[Extracted data entries]
-------------------------

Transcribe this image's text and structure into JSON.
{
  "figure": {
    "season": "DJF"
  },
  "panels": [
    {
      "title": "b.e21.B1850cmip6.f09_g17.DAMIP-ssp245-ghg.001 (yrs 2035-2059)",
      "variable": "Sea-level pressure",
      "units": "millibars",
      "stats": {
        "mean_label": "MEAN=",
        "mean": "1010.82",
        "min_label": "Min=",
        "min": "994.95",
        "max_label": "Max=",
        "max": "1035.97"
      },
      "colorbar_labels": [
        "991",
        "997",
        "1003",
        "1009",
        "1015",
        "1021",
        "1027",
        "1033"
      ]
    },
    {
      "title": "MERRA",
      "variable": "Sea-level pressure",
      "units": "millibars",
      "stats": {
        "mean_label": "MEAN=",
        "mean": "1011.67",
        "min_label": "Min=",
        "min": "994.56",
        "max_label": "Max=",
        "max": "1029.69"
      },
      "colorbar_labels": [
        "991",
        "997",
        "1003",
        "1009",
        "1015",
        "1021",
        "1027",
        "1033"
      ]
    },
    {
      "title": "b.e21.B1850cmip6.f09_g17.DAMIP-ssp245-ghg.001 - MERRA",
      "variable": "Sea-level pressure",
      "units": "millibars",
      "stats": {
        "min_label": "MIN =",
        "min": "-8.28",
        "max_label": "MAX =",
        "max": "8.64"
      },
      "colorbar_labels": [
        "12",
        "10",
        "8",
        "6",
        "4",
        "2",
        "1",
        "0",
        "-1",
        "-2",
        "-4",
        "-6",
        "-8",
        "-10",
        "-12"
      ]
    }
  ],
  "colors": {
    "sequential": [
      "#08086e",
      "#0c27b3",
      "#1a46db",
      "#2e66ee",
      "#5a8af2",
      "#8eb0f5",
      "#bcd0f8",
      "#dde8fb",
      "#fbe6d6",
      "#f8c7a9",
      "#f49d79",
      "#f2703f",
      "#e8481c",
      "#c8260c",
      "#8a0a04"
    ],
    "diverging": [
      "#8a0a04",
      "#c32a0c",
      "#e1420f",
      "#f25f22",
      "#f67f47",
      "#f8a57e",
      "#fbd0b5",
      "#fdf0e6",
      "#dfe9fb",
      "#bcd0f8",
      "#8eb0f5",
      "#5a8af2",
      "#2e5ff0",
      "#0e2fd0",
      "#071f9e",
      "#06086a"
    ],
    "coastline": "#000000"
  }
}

-------------------------

_TO DO:_ Exactly as shown above, return every record.

_OUTPUT BELOW:_
Transcribe this image's text and structure into JSON.
{
  "figure": {
    "season": "DJF"
  },
  "panels": [
    {
      "title": "b.e21.B1850cmip6.f09_g17.DAMIP-ssp245-ghg.001 (yrs 2035-2059)",
      "variable": "Sea-level pressure",
      "units": "millibars",
      "stats": {
        "mean_label": "MEAN=",
        "mean": "1010.82",
        "min_label": "Min=",
        "min": "994.95",
        "max_label": "Max=",
        "max": "1035.97"
      },
      "colorbar_labels": [
        "991",
        "997",
        "1003",
        "1009",
        "1015",
        "1021",
        "1027",
        "1033"
      ]
    },
    {
      "title": "MERRA",
      "variable": "Sea-level pressure",
      "units": "millibars",
      "stats": {
        "mean_label": "MEAN=",
        "mean": "1011.67",
        "min_label": "Min=",
        "min": "994.56",
        "max_label": "Max=",
        "max": "1029.69"
      },
      "colorbar_labels": [
        "991",
        "997",
        "1003",
        "1009",
        "1015",
        "1021",
        "1027",
        "1033"
      ]
    },
    {
      "title": "b.e21.B1850cmip6.f09_g17.DAMIP-ssp245-ghg.001 - MERRA",
      "variable": "Sea-level pressure",
      "units": "millibars",
      "stats": {
        "min_label": "MIN =",
        "min": "-8.28",
        "max_label": "MAX =",
        "max": "8.64"
      },
      "colorbar_labels": [
        "12",
        "10",
        "8",
        "6",
        "4",
        "2",
        "1",
        "0",
        "-1",
        "-2",
        "-4",
        "-6",
        "-8",
        "-10",
        "-12"
      ]
    }
  ],
  "colors": {
    "sequential": [
      "#08086e",
      "#0c27b3",
      "#1a46db",
      "#2e66ee",
      "#5a8af2",
      "#8eb0f5",
      "#bcd0f8",
      "#dde8fb",
      "#fbe6d6",
      "#f8c7a9",
      "#f49d79",
      "#f2703f",
      "#e8481c",
      "#c8260c",
      "#8a0a04"
    ],
    "diverging": [
      "#8a0a04",
      "#c32a0c",
      "#e1420f",
      "#f25f22",
      "#f67f47",
      "#f8a57e",
      "#fbd0b5",
      "#fdf0e6",
      "#dfe9fb",
      "#bcd0f8",
      "#8eb0f5",
      "#5a8af2",
      "#2e5ff0",
      "#0e2fd0",
      "#071f9e",
      "#06086a"
    ],
    "coastline": "#000000"
  }
}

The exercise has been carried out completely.